Stored data entries:
***

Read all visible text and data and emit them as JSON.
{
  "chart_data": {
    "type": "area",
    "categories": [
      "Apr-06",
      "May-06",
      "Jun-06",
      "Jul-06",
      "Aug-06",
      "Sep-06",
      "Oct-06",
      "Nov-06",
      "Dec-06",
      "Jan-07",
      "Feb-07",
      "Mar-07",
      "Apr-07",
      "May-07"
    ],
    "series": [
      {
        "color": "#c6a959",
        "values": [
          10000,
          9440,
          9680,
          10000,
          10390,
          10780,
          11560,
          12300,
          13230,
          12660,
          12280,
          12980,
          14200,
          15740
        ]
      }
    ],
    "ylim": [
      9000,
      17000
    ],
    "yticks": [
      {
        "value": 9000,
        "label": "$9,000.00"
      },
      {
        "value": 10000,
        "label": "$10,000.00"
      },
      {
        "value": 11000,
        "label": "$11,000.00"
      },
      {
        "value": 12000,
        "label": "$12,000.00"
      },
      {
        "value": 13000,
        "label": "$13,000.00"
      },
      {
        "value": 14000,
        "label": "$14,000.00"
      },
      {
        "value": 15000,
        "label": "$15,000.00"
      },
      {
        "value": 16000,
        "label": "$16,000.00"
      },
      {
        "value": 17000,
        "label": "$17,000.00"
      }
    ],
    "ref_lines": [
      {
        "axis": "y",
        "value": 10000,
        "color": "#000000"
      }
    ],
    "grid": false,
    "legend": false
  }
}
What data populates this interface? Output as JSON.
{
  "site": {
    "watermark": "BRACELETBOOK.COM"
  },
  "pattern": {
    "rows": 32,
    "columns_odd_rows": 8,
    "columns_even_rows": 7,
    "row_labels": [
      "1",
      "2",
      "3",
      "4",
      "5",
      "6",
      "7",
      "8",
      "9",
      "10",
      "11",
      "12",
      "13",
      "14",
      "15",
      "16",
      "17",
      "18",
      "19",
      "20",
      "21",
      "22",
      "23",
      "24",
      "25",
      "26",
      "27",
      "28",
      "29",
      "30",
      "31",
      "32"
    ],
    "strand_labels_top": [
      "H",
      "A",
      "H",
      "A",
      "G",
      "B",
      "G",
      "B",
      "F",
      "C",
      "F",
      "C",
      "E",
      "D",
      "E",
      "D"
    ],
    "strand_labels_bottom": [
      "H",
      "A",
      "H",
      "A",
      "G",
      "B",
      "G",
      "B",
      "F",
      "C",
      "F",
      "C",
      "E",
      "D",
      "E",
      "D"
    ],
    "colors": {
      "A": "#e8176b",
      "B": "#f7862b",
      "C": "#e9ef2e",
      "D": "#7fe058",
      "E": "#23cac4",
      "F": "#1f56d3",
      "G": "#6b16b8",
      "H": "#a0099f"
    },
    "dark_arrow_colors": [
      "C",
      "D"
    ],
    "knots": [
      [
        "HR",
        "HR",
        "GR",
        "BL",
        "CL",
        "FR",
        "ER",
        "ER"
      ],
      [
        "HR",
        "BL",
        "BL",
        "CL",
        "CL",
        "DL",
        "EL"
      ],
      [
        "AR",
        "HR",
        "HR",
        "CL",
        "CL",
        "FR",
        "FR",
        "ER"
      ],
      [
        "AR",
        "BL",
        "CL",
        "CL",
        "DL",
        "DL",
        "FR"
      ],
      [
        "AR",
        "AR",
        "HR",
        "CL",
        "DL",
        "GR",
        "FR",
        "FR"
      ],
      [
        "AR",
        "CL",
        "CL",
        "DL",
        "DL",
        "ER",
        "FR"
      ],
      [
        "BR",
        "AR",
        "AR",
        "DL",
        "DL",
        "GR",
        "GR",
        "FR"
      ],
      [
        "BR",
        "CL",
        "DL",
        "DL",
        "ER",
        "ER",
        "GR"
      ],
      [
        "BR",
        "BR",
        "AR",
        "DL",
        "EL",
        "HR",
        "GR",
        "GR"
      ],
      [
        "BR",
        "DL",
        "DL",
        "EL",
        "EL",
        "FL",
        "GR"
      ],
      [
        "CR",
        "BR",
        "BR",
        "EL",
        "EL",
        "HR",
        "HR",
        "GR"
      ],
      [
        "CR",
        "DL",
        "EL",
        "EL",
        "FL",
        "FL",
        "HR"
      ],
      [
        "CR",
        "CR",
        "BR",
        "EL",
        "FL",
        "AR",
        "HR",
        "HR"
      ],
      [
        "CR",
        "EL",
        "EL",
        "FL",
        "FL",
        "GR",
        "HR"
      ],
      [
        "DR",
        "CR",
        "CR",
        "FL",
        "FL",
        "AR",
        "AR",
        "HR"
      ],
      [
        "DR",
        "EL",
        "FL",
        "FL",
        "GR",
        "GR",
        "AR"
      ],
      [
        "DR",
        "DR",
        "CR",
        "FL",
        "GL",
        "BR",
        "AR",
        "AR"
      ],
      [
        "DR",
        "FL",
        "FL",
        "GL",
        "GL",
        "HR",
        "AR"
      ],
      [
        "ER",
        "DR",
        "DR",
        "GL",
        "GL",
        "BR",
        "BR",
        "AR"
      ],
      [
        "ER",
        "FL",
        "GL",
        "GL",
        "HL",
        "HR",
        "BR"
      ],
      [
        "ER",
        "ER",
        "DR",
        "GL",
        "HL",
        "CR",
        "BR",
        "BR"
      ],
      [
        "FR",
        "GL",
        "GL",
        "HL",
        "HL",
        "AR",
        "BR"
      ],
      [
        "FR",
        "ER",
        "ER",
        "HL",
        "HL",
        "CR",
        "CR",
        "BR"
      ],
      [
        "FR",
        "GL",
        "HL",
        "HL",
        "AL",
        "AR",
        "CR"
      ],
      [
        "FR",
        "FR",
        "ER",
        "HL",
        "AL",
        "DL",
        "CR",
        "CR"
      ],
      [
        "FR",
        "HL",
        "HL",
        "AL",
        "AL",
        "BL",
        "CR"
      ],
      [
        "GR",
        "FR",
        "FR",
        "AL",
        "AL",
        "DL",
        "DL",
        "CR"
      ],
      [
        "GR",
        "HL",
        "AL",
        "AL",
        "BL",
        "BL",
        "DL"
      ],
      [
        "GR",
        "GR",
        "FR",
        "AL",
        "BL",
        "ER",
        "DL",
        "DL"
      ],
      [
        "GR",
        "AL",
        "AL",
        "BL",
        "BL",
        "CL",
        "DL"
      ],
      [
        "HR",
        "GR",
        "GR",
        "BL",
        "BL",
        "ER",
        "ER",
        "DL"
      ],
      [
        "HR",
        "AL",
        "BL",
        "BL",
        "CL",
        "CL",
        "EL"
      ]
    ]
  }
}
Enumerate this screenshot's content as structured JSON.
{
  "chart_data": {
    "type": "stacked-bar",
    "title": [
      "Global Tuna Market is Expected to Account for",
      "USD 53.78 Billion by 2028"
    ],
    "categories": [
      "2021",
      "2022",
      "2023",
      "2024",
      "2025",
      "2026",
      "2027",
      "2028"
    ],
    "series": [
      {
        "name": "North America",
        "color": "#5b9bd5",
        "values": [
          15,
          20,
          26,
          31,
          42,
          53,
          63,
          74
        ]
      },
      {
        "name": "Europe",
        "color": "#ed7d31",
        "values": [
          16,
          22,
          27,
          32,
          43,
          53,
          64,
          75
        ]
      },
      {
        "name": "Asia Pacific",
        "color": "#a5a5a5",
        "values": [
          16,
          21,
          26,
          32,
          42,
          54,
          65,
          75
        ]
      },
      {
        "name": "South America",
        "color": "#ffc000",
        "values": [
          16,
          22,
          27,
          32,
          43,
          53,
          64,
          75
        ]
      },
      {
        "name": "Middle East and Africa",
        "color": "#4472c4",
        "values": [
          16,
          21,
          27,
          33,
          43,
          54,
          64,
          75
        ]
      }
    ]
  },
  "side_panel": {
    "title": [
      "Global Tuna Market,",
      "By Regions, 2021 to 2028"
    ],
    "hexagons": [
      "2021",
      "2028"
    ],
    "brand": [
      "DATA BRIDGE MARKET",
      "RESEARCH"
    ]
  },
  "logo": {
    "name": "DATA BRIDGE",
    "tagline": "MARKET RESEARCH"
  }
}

***

• INSTRUCTIONS TO FOLLOW: Identify the lines of the entries containing the string "Tuna". Copy each such line.

• OUTPUT:
      "Global Tuna Market is Expected to Account for",
      "Global Tuna Market,",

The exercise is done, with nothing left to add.